** Begin **

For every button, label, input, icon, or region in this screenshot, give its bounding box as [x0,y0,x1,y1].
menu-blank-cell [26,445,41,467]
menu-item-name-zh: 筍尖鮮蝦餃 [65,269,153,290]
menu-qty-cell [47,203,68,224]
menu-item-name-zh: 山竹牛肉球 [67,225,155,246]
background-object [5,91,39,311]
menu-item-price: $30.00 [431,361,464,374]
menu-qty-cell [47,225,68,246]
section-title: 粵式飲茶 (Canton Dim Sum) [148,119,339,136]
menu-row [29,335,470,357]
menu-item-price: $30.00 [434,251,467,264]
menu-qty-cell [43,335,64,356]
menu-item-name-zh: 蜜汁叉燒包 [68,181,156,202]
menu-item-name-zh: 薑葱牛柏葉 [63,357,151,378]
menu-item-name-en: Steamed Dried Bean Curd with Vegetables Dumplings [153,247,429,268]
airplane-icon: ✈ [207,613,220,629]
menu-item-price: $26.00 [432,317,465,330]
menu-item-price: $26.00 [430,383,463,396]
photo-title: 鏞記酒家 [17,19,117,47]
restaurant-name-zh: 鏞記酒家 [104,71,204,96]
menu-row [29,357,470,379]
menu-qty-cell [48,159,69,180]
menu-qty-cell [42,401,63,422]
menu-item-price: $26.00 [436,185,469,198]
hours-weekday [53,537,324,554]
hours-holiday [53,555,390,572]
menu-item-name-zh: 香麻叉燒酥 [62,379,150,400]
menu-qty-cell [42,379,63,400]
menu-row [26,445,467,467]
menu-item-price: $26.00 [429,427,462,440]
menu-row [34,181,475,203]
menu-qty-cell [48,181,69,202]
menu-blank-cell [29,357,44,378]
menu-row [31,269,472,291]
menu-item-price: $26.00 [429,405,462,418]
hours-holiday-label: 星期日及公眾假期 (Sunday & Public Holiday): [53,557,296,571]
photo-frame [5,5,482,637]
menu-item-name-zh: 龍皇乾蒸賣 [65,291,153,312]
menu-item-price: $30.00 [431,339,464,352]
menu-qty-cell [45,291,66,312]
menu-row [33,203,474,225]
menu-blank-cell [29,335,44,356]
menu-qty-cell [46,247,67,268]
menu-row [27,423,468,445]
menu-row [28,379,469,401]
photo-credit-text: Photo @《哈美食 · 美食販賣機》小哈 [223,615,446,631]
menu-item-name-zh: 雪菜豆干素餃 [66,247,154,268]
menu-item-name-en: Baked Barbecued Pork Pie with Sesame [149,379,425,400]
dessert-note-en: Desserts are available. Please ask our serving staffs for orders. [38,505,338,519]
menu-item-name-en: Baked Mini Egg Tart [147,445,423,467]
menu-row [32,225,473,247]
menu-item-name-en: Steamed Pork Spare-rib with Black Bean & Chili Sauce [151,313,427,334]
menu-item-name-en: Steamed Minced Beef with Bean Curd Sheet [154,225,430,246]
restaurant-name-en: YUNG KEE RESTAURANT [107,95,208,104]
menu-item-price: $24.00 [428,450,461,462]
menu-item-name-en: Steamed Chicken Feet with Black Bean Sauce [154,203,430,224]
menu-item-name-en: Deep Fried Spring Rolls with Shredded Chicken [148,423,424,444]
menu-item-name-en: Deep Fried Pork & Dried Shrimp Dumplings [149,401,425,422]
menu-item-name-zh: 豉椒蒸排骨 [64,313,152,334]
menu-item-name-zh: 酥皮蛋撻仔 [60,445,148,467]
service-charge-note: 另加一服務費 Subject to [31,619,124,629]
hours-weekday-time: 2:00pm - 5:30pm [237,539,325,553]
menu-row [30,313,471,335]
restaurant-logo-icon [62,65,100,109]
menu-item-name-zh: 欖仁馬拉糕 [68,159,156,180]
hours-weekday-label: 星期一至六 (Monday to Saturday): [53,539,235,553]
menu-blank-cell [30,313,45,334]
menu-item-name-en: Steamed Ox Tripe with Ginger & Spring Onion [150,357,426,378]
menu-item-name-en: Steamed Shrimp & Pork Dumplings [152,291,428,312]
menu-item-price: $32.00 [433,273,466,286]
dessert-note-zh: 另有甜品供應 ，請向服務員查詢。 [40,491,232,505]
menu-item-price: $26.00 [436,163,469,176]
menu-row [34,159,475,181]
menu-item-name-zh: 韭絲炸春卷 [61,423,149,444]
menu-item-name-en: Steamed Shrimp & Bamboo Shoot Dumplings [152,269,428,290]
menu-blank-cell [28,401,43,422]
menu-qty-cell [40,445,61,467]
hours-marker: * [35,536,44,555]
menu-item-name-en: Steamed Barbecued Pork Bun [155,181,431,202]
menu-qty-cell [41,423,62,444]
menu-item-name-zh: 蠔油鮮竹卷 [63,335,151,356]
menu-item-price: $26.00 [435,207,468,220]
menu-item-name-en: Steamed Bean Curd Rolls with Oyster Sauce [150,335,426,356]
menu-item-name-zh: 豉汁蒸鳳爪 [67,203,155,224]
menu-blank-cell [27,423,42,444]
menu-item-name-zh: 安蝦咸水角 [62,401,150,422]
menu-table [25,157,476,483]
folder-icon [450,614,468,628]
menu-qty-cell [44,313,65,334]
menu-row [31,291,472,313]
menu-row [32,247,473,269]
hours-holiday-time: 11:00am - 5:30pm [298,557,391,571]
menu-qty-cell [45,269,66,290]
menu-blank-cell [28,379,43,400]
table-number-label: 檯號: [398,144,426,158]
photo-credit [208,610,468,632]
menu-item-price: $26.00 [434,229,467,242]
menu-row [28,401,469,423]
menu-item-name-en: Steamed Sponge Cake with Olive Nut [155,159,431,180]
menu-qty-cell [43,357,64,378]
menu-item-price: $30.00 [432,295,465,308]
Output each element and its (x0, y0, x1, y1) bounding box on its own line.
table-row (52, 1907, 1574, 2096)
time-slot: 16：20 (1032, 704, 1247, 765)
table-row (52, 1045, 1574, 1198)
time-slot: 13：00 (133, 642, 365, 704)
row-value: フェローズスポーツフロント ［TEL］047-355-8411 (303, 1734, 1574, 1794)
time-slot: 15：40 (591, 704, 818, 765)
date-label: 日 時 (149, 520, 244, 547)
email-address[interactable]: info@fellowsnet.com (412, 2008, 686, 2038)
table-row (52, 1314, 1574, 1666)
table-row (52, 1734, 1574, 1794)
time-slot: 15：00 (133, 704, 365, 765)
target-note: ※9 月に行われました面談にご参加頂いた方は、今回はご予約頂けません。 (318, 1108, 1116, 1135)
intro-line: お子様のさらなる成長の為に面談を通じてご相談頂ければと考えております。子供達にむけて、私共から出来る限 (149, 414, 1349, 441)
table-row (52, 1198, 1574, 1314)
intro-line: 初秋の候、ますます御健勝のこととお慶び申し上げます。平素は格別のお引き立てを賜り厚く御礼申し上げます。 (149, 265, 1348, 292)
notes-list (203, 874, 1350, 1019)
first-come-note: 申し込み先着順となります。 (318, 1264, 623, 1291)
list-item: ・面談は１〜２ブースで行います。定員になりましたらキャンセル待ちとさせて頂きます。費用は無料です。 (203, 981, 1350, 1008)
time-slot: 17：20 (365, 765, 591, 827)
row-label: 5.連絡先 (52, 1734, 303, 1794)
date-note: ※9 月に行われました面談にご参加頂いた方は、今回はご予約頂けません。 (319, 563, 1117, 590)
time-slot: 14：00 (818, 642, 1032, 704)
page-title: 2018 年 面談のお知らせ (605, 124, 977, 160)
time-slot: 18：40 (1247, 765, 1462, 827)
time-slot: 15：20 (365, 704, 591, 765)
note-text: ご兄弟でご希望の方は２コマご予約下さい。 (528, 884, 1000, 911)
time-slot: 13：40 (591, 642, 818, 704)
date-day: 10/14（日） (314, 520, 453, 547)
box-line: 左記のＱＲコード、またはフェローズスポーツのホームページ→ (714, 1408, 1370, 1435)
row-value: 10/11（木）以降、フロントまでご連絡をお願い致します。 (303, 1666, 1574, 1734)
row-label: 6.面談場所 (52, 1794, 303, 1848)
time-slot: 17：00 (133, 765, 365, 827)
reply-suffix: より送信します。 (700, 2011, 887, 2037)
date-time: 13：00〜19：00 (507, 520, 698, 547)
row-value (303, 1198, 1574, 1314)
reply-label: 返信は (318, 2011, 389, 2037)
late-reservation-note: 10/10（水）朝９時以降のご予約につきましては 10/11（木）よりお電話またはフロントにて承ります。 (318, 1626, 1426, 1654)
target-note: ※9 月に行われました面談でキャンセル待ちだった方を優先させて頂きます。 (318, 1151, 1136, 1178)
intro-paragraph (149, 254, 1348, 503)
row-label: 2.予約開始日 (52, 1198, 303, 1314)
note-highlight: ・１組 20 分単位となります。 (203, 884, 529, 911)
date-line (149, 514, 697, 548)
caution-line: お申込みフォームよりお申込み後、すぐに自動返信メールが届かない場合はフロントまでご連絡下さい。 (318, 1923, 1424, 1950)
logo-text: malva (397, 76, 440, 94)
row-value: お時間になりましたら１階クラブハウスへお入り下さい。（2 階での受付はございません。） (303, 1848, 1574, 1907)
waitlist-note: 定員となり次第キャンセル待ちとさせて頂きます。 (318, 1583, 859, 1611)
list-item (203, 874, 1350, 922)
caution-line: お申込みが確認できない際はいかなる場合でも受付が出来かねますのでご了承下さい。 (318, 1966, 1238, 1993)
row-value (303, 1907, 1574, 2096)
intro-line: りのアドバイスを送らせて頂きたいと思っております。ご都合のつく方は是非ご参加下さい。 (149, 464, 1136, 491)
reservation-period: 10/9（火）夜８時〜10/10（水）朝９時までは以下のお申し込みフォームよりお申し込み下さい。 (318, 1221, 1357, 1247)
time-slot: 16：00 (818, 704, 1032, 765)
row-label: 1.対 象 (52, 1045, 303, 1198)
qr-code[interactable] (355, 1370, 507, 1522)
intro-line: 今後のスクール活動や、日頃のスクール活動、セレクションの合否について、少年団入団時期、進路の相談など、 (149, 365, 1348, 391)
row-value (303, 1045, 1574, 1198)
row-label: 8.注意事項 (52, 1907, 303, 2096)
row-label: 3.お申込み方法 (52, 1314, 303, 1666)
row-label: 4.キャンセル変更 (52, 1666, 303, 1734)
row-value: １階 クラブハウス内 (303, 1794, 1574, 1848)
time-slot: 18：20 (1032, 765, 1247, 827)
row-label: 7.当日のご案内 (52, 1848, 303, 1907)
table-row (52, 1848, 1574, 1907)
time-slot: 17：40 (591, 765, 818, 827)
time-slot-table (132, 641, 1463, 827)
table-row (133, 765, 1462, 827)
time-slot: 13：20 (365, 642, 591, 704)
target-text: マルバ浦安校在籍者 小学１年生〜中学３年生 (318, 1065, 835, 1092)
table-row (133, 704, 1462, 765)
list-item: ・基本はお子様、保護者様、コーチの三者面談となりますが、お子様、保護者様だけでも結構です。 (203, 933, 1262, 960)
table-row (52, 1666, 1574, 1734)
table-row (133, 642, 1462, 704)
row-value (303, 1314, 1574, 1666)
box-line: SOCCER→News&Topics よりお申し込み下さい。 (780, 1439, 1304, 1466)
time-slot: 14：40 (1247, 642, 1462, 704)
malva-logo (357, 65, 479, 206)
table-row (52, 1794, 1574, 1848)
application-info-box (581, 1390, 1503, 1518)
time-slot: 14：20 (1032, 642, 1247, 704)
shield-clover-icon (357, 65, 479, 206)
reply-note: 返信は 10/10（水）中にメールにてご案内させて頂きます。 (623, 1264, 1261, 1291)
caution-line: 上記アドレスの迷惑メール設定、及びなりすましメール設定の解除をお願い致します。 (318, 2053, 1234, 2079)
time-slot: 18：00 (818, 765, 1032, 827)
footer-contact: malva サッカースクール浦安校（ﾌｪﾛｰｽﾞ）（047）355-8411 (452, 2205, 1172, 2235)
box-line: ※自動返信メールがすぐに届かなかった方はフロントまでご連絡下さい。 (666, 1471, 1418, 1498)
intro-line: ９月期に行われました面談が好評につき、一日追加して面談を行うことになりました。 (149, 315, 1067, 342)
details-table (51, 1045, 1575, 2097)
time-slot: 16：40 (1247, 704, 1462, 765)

** End **

Reproduce every line of the listing without change, from the start of the listing down to the line containing "hours-holiday [53,555,390,572]", including both ends.

### Expected output
For every button, label, input, icon, or region in this screenshot, give its bounding box as [x0,y0,x1,y1].
menu-blank-cell [26,445,41,467]
menu-item-name-zh: 筍尖鮮蝦餃 [65,269,153,290]
menu-qty-cell [47,203,68,224]
menu-item-name-zh: 山竹牛肉球 [67,225,155,246]
background-object [5,91,39,311]
menu-item-price: $30.00 [431,361,464,374]
menu-qty-cell [47,225,68,246]
section-title: 粵式飲茶 (Canton Dim Sum) [148,119,339,136]
menu-row [29,335,470,357]
menu-item-price: $30.00 [434,251,467,264]
menu-qty-cell [43,335,64,356]
menu-item-name-zh: 蜜汁叉燒包 [68,181,156,202]
menu-item-name-zh: 薑葱牛柏葉 [63,357,151,378]
menu-item-name-en: Steamed Dried Bean Curd with Vegetables Dumplings [153,247,429,268]
airplane-icon: ✈ [207,613,220,629]
menu-item-price: $26.00 [432,317,465,330]
menu-item-price: $26.00 [430,383,463,396]
photo-title: 鏞記酒家 [17,19,117,47]
restaurant-name-zh: 鏞記酒家 [104,71,204,96]
menu-row [29,357,470,379]
menu-qty-cell [48,159,69,180]
menu-qty-cell [42,401,63,422]
menu-item-price: $26.00 [436,185,469,198]
hours-weekday [53,537,324,554]
hours-holiday [53,555,390,572]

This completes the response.